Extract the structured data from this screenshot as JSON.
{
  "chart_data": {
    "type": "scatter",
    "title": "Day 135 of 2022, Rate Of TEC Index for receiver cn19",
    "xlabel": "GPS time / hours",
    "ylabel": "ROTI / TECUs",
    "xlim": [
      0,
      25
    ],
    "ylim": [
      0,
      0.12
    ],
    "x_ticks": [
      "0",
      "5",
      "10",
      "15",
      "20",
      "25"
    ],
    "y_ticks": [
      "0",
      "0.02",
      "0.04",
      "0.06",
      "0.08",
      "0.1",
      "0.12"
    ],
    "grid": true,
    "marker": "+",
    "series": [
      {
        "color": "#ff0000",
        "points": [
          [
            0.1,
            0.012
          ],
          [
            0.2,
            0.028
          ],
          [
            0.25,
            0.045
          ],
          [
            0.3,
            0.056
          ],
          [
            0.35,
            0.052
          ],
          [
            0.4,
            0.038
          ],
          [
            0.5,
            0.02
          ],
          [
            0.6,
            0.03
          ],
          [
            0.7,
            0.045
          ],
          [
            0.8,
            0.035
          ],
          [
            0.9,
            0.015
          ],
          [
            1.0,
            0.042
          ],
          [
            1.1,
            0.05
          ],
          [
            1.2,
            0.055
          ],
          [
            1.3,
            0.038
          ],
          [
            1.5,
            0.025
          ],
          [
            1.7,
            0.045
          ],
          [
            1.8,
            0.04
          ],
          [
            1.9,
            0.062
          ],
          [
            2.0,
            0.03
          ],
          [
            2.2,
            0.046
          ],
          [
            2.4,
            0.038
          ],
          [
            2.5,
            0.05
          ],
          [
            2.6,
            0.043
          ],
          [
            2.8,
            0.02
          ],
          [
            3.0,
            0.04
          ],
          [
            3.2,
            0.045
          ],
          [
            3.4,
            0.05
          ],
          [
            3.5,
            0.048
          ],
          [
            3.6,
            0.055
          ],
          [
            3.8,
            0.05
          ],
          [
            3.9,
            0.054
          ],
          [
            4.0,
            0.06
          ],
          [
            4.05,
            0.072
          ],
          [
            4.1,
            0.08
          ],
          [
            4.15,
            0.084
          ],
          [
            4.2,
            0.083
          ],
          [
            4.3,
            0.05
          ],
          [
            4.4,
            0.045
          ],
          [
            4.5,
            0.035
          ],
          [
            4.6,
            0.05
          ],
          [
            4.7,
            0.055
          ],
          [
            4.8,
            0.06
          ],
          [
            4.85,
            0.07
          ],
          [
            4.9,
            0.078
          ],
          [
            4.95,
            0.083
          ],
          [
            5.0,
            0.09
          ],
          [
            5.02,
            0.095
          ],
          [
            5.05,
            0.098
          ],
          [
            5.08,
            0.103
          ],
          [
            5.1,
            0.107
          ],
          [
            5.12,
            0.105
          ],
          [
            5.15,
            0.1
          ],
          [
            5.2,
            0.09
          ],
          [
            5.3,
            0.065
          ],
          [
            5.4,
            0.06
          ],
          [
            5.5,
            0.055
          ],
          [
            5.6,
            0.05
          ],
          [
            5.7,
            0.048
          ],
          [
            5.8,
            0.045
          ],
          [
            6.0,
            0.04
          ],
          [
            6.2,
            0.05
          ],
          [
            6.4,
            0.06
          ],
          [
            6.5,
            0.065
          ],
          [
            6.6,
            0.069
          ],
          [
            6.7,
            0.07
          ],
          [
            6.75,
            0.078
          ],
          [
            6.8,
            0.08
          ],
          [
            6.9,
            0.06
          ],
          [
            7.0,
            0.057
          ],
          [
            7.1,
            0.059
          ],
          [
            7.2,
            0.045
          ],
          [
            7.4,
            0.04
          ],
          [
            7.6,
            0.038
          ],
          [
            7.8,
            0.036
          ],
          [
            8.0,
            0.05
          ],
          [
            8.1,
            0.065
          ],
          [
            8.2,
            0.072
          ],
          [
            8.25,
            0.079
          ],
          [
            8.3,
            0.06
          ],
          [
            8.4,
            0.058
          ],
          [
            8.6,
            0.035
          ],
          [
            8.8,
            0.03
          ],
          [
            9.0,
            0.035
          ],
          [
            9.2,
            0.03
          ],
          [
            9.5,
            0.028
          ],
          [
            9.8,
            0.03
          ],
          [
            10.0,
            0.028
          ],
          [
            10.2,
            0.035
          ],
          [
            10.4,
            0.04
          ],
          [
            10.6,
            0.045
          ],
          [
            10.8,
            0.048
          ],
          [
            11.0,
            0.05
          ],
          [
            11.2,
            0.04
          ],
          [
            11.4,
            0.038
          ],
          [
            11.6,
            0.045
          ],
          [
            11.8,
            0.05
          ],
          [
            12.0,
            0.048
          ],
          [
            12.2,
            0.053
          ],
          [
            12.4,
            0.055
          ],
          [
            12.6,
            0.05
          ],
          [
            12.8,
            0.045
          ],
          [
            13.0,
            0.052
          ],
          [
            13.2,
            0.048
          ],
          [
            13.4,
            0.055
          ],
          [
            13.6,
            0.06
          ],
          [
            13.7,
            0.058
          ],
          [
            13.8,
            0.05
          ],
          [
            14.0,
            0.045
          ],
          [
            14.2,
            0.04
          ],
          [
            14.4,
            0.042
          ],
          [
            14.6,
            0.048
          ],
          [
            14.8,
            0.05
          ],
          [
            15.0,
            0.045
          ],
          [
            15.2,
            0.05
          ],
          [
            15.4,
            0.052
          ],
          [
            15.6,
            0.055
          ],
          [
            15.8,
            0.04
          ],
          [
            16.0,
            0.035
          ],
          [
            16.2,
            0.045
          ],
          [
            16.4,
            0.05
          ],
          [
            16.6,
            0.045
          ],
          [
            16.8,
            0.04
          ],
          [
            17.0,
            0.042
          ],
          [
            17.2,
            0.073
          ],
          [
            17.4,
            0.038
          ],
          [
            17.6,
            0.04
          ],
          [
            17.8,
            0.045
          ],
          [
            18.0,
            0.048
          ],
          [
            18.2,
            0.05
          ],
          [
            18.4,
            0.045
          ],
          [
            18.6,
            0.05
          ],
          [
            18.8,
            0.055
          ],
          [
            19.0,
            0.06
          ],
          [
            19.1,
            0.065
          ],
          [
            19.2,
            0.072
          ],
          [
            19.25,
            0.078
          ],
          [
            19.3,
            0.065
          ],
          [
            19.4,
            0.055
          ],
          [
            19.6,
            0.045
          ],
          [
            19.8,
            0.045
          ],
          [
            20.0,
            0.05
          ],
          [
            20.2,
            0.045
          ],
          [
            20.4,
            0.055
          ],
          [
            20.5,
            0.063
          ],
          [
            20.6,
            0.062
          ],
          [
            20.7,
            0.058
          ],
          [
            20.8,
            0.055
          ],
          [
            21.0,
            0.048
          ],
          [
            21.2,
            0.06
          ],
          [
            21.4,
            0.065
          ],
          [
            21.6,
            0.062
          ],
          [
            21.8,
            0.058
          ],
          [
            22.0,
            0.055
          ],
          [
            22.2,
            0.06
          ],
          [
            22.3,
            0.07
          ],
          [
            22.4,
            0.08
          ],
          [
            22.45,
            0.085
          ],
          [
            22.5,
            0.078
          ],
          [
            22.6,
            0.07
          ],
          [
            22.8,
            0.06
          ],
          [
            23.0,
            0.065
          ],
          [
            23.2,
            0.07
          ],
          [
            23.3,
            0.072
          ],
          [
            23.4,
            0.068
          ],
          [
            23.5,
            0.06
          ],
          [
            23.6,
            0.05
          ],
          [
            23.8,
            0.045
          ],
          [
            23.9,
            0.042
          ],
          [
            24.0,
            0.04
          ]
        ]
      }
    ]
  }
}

--

◆ Brief: Type the material above out again, exactly.

◆ Result for this task:
Extract the structured data from this screenshot as JSON.
{
  "chart_data": {
    "type": "scatter",
    "title": "Day 135 of 2022, Rate Of TEC Index for receiver cn19",
    "xlabel": "GPS time / hours",
    "ylabel": "ROTI / TECUs",
    "xlim": [
      0,
      25
    ],
    "ylim": [
      0,
      0.12
    ],
    "x_ticks": [
      "0",
      "5",
      "10",
      "15",
      "20",
      "25"
    ],
    "y_ticks": [
      "0",
      "0.02",
      "0.04",
      "0.06",
      "0.08",
      "0.1",
      "0.12"
    ],
    "grid": true,
    "marker": "+",
    "series": [
      {
        "color": "#ff0000",
        "points": [
          [
            0.1,
            0.012
          ],
          [
            0.2,
            0.028
          ],
          [
            0.25,
            0.045
          ],
          [
            0.3,
            0.056
          ],
          [
            0.35,
            0.052
          ],
          [
            0.4,
            0.038
          ],
          [
            0.5,
            0.02
          ],
          [
            0.6,
            0.03
          ],
          [
            0.7,
            0.045
          ],
          [
            0.8,
            0.035
          ],
          [
            0.9,
            0.015
          ],
          [
            1.0,
            0.042
          ],
          [
            1.1,
            0.05
          ],
          [
            1.2,
            0.055
          ],
          [
            1.3,
            0.038
          ],
          [
            1.5,
            0.025
          ],
          [
            1.7,
            0.045
          ],
          [
            1.8,
            0.04
          ],
          [
            1.9,
            0.062
          ],
          [
            2.0,
            0.03
          ],
          [
            2.2,
            0.046
          ],
          [
            2.4,
            0.038
          ],
          [
            2.5,
            0.05
          ],
          [
            2.6,
            0.043
          ],
          [
            2.8,
            0.02
          ],
          [
            3.0,
            0.04
          ],
          [
            3.2,
            0.045
          ],
          [
            3.4,
            0.05
          ],
          [
            3.5,
            0.048
          ],
          [
            3.6,
            0.055
          ],
          [
            3.8,
            0.05
          ],
          [
            3.9,
            0.054
          ],
          [
            4.0,
            0.06
          ],
          [
            4.05,
            0.072
          ],
          [
            4.1,
            0.08
          ],
          [
            4.15,
            0.084
          ],
          [
            4.2,
            0.083
          ],
          [
            4.3,
            0.05
          ],
          [
            4.4,
            0.045
          ],
          [
            4.5,
            0.035
          ],
          [
            4.6,
            0.05
          ],
          [
            4.7,
            0.055
          ],
          [
            4.8,
            0.06
          ],
          [
            4.85,
            0.07
          ],
          [
            4.9,
            0.078
          ],
          [
            4.95,
            0.083
          ],
          [
            5.0,
            0.09
          ],
          [
            5.02,
            0.095
          ],
          [
            5.05,
            0.098
          ],
          [
            5.08,
            0.103
          ],
          [
            5.1,
            0.107
          ],
          [
            5.12,
            0.105
          ],
          [
            5.15,
            0.1
          ],
          [
            5.2,
            0.09
          ],
          [
            5.3,
            0.065
          ],
          [
            5.4,
            0.06
          ],
          [
            5.5,
            0.055
          ],
          [
            5.6,
            0.05
          ],
          [
            5.7,
            0.048
          ],
          [
            5.8,
            0.045
          ],
          [
            6.0,
            0.04
          ],
          [
            6.2,
            0.05
          ],
          [
            6.4,
            0.06
          ],
          [
            6.5,
            0.065
          ],
          [
            6.6,
            0.069
          ],
          [
            6.7,
            0.07
          ],
          [
            6.75,
            0.078
          ],
          [
            6.8,
            0.08
          ],
          [
            6.9,
            0.06
          ],
          [
            7.0,
            0.057
          ],
          [
            7.1,
            0.059
          ],
          [
            7.2,
            0.045
          ],
          [
            7.4,
            0.04
          ],
          [
            7.6,
            0.038
          ],
          [
            7.8,
            0.036
          ],
          [
            8.0,
            0.05
          ],
          [
            8.1,
            0.065
          ],
          [
            8.2,
            0.072
          ],
          [
            8.25,
            0.079
          ],
          [
            8.3,
            0.06
          ],
          [
            8.4,
            0.058
          ],
          [
            8.6,
            0.035
          ],
          [
            8.8,
            0.03
          ],
          [
            9.0,
            0.035
          ],
          [
            9.2,
            0.03
          ],
          [
            9.5,
            0.028
          ],
          [
            9.8,
            0.03
          ],
          [
            10.0,
            0.028
          ],
          [
            10.2,
            0.035
          ],
          [
            10.4,
            0.04
          ],
          [
            10.6,
            0.045
          ],
          [
            10.8,
            0.048
          ],
          [
            11.0,
            0.05
          ],
          [
            11.2,
            0.04
          ],
          [
            11.4,
            0.038
          ],
          [
            11.6,
            0.045
          ],
          [
            11.8,
            0.05
          ],
          [
            12.0,
            0.048
          ],
          [
            12.2,
            0.053
          ],
          [
            12.4,
            0.055
          ],
          [
            12.6,
            0.05
          ],
          [
            12.8,
            0.045
          ],
          [
            13.0,
            0.052
          ],
          [
            13.2,
            0.048
          ],
          [
            13.4,
            0.055
          ],
          [
            13.6,
            0.06
          ],
          [
            13.7,
            0.058
          ],
          [
            13.8,
            0.05
          ],
          [
            14.0,
            0.045
          ],
          [
            14.2,
            0.04
          ],
          [
            14.4,
            0.042
          ],
          [
            14.6,
            0.048
          ],
          [
            14.8,
            0.05
          ],
          [
            15.0,
            0.045
          ],
          [
            15.2,
            0.05
          ],
          [
            15.4,
            0.052
          ],
          [
            15.6,
            0.055
          ],
          [
            15.8,
            0.04
          ],
          [
            16.0,
            0.035
          ],
          [
            16.2,
            0.045
          ],
          [
            16.4,
            0.05
          ],
          [
            16.6,
            0.045
          ],
          [
            16.8,
            0.04
          ],
          [
            17.0,
            0.042
          ],
          [
            17.2,
            0.073
          ],
          [
            17.4,
            0.038
          ],
          [
            17.6,
            0.04
          ],
          [
            17.8,
            0.045
          ],
          [
            18.0,
            0.048
          ],
          [
            18.2,
            0.05
          ],
          [
            18.4,
            0.045
          ],
          [
            18.6,
            0.05
          ],
          [
            18.8,
            0.055
          ],
          [
            19.0,
            0.06
          ],
          [
            19.1,
            0.065
          ],
          [
            19.2,
            0.072
          ],
          [
            19.25,
            0.078
          ],
          [
            19.3,
            0.065
          ],
          [
            19.4,
            0.055
          ],
          [
            19.6,
            0.045
          ],
          [
            19.8,
            0.045
          ],
          [
            20.0,
            0.05
          ],
          [
            20.2,
            0.045
          ],
          [
            20.4,
            0.055
          ],
          [
            20.5,
            0.063
          ],
          [
            20.6,
            0.062
          ],
          [
            20.7,
            0.058
          ],
          [
            20.8,
            0.055
          ],
          [
            21.0,
            0.048
          ],
          [
            21.2,
            0.06
          ],
          [
            21.4,
            0.065
          ],
          [
            21.6,
            0.062
          ],
          [
            21.8,
            0.058
          ],
          [
            22.0,
            0.055
          ],
          [
            22.2,
            0.06
          ],
          [
            22.3,
            0.07
          ],
          [
            22.4,
            0.08
          ],
          [
            22.45,
            0.085
          ],
          [
            22.5,
            0.078
          ],
          [
            22.6,
            0.07
          ],
          [
            22.8,
            0.06
          ],
          [
            23.0,
            0.065
          ],
          [
            23.2,
            0.07
          ],
          [
            23.3,
            0.072
          ],
          [
            23.4,
            0.068
          ],
          [
            23.5,
            0.06
          ],
          [
            23.6,
            0.05
          ],
          [
            23.8,
            0.045
          ],
          [
            23.9,
            0.042
          ],
          [
            24.0,
            0.04
          ]
        ]
      }
    ]
  }
}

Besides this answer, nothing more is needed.